Dataset entries
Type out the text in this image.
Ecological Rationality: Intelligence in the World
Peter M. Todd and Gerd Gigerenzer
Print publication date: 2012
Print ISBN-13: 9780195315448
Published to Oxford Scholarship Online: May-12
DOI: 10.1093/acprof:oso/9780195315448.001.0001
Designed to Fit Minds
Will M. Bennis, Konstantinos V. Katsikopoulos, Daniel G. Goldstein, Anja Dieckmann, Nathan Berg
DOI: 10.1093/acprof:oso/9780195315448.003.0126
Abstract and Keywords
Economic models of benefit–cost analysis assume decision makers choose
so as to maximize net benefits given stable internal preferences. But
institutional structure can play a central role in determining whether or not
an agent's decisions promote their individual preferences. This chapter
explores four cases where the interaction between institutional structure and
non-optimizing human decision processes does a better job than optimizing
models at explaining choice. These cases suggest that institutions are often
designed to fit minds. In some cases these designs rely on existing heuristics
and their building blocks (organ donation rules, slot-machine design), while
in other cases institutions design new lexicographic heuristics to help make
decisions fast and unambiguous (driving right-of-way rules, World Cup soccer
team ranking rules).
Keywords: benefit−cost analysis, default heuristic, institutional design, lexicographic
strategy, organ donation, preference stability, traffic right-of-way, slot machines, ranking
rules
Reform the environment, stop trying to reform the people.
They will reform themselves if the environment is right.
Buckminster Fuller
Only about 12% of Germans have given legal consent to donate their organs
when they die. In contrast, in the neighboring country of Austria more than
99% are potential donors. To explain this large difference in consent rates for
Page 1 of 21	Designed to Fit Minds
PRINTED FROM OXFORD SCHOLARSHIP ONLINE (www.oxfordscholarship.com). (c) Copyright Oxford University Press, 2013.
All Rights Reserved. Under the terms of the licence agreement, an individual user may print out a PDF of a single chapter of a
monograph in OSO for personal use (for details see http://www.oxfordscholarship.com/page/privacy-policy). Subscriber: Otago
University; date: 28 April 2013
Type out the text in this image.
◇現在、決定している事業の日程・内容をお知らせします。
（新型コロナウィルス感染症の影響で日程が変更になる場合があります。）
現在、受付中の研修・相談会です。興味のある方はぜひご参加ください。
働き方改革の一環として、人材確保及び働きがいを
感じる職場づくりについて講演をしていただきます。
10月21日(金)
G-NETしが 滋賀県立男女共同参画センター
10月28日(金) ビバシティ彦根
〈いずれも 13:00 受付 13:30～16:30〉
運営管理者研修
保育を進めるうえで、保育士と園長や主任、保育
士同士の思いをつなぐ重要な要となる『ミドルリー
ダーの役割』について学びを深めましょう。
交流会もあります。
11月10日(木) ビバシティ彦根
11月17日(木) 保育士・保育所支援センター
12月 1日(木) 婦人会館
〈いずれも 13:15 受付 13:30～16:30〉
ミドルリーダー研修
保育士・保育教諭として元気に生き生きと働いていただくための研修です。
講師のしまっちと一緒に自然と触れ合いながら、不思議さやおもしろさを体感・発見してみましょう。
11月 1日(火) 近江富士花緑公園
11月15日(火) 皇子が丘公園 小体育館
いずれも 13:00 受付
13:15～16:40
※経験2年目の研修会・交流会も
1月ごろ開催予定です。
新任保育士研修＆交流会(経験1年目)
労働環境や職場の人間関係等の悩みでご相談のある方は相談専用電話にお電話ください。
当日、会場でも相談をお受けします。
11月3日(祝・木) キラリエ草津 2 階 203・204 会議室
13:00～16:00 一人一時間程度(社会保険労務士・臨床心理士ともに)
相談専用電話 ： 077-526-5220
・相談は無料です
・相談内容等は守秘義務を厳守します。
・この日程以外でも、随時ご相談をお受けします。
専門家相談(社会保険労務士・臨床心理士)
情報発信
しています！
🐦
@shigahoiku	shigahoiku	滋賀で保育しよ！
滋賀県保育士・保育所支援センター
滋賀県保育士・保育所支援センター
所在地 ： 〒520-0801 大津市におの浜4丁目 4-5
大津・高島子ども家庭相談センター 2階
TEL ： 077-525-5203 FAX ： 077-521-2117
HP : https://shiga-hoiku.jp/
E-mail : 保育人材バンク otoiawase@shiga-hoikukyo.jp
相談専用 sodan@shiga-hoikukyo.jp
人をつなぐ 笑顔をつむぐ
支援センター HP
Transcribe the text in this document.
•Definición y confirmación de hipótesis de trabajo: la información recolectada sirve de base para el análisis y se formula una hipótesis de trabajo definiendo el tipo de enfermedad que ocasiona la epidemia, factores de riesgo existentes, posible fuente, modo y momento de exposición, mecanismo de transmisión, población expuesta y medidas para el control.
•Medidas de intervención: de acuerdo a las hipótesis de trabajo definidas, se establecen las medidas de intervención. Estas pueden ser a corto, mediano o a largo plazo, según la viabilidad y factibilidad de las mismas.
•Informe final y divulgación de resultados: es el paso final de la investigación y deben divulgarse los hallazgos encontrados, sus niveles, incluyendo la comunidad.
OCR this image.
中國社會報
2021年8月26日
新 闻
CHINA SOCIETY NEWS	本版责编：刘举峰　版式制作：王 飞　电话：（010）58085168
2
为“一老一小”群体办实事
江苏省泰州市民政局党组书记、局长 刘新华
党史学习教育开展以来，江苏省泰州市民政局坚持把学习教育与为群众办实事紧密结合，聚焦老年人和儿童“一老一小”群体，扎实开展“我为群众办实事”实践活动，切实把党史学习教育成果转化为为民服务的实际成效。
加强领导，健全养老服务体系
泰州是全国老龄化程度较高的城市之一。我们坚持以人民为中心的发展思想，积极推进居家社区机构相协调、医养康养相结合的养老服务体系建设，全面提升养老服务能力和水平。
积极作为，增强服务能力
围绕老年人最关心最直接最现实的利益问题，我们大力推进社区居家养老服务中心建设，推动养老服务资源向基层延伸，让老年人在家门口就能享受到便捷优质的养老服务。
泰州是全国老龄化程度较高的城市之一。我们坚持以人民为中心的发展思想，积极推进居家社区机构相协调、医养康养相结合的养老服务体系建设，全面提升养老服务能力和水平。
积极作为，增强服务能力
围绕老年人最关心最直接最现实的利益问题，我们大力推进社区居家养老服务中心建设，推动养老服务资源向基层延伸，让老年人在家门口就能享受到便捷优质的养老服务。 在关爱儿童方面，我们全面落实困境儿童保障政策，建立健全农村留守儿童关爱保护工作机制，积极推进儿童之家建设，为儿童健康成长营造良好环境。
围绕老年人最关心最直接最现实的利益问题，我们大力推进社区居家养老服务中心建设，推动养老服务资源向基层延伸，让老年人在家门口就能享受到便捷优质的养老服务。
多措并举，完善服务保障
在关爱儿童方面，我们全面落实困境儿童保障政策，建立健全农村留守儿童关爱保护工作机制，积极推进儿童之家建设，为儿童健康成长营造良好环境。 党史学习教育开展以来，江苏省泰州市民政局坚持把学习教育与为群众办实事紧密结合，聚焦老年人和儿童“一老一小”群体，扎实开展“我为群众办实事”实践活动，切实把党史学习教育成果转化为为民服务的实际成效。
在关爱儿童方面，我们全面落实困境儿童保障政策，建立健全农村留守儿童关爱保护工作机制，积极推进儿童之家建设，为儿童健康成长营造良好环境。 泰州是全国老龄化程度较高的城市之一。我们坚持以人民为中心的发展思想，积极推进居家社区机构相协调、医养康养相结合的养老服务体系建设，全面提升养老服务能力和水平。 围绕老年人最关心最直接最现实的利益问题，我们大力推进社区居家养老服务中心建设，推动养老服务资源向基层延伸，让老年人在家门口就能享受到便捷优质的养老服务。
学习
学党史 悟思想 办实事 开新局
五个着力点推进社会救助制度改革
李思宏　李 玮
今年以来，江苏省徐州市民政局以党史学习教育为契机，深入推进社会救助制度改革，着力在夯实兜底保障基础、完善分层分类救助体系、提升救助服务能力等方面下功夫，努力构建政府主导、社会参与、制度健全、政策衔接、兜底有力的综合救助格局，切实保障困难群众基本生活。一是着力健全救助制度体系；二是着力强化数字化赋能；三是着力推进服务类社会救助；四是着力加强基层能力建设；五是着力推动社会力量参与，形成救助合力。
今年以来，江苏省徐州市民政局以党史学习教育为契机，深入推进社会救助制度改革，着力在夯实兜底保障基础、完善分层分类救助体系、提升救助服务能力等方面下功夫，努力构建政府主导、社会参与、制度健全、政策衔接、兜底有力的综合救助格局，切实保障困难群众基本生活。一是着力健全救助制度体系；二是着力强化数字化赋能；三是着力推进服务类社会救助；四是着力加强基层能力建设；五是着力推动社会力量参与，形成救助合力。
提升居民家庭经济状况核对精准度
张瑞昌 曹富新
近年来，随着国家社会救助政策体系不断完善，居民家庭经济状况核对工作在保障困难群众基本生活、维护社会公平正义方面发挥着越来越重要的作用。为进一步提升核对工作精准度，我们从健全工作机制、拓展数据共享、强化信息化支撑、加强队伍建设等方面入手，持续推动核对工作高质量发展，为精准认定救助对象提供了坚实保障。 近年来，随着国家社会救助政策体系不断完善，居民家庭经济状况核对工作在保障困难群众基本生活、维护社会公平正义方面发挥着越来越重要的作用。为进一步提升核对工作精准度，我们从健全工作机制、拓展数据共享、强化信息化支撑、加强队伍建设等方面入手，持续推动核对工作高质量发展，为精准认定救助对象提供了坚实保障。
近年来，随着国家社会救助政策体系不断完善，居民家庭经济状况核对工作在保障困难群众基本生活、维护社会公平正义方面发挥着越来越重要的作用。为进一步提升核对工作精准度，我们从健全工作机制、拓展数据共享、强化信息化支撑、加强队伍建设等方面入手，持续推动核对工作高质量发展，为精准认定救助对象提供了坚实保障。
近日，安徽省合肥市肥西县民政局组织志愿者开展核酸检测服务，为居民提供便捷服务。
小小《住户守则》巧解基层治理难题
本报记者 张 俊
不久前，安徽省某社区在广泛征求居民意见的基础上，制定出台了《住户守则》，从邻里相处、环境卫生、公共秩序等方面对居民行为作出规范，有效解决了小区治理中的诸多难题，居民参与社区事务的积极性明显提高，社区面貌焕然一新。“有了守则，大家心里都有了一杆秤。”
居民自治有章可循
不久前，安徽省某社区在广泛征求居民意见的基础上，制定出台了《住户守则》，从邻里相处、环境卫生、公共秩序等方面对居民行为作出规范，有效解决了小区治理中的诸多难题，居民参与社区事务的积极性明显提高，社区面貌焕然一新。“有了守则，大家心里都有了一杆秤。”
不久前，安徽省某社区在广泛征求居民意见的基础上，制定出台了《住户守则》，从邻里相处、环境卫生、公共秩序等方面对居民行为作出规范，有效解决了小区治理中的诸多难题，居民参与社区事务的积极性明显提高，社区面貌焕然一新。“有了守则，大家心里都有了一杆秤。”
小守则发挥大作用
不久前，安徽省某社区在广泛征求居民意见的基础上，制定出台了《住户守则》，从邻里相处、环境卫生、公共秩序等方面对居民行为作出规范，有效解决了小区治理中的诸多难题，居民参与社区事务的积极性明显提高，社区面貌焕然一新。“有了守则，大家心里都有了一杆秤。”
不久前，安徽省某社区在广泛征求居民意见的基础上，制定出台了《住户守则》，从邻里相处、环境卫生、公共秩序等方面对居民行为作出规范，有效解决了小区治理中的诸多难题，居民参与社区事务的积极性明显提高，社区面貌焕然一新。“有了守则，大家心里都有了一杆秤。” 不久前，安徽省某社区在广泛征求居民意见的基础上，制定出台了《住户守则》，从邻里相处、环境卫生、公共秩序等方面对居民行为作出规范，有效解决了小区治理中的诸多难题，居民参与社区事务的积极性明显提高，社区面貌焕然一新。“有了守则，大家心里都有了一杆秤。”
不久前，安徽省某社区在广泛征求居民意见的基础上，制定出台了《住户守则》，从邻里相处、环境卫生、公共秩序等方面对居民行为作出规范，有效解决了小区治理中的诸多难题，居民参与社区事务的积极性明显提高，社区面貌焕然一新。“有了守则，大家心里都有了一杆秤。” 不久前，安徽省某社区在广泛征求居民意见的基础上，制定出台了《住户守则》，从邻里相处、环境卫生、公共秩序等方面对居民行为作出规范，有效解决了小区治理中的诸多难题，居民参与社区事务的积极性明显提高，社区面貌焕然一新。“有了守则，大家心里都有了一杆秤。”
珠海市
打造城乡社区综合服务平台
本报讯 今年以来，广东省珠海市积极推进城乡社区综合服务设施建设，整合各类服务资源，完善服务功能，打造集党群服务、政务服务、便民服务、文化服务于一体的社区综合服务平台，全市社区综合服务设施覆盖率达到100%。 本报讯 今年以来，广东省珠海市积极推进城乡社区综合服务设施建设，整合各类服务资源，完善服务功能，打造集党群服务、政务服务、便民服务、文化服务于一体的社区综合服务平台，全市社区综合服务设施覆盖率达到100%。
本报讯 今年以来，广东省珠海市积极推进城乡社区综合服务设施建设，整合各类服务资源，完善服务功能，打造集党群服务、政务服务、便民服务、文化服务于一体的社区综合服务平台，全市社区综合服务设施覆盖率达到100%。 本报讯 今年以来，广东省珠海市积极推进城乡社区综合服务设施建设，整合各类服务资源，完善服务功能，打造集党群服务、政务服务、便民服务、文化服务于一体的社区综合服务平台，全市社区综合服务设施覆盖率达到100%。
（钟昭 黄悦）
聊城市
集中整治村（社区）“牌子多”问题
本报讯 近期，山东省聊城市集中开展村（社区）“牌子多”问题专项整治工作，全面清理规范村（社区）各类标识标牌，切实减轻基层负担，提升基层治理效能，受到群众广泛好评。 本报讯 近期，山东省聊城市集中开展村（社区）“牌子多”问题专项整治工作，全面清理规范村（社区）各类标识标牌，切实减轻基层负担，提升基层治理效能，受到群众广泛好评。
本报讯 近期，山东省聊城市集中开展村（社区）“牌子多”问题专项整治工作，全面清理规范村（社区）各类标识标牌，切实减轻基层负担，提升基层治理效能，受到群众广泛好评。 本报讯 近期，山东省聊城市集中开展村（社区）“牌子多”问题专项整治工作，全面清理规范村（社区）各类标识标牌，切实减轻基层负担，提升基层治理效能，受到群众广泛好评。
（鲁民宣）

### WHAT IS ASKED
Locate the word "我们大力推进社区居家养老服务中心建设" in the data above. Copy every line carrying it.

### EXERCISE RESPONSE
围绕老年人最关心最直接最现实的利益问题，我们大力推进社区居家养老服务中心建设，推动养老服务资源向基层延伸，让老年人在家门口就能享受到便捷优质的养老服务。
围绕老年人最关心最直接最现实的利益问题，我们大力推进社区居家养老服务中心建设，推动养老服务资源向基层延伸，让老年人在家门口就能享受到便捷优质的养老服务。 在关爱儿童方面，我们全面落实困境儿童保障政策，建立健全农村留守儿童关爱保护工作机制，积极推进儿童之家建设，为儿童健康成长营造良好环境。
围绕老年人最关心最直接最现实的利益问题，我们大力推进社区居家养老服务中心建设，推动养老服务资源向基层延伸，让老年人在家门口就能享受到便捷优质的养老服务。
在关爱儿童方面，我们全面落实困境儿童保障政策，建立健全农村留守儿童关爱保护工作机制，积极推进儿童之家建设，为儿童健康成长营造良好环境。 泰州是全国老龄化程度较高的城市之一。我们坚持以人民为中心的发展思想，积极推进居家社区机构相协调、医养康养相结合的养老服务体系建设，全面提升养老服务能力和水平。 围绕老年人最关心最直接最现实的利益问题，我们大力推进社区居家养老服务中心建设，推动养老服务资源向基层延伸，让老年人在家门口就能享受到便捷优质的养老服务。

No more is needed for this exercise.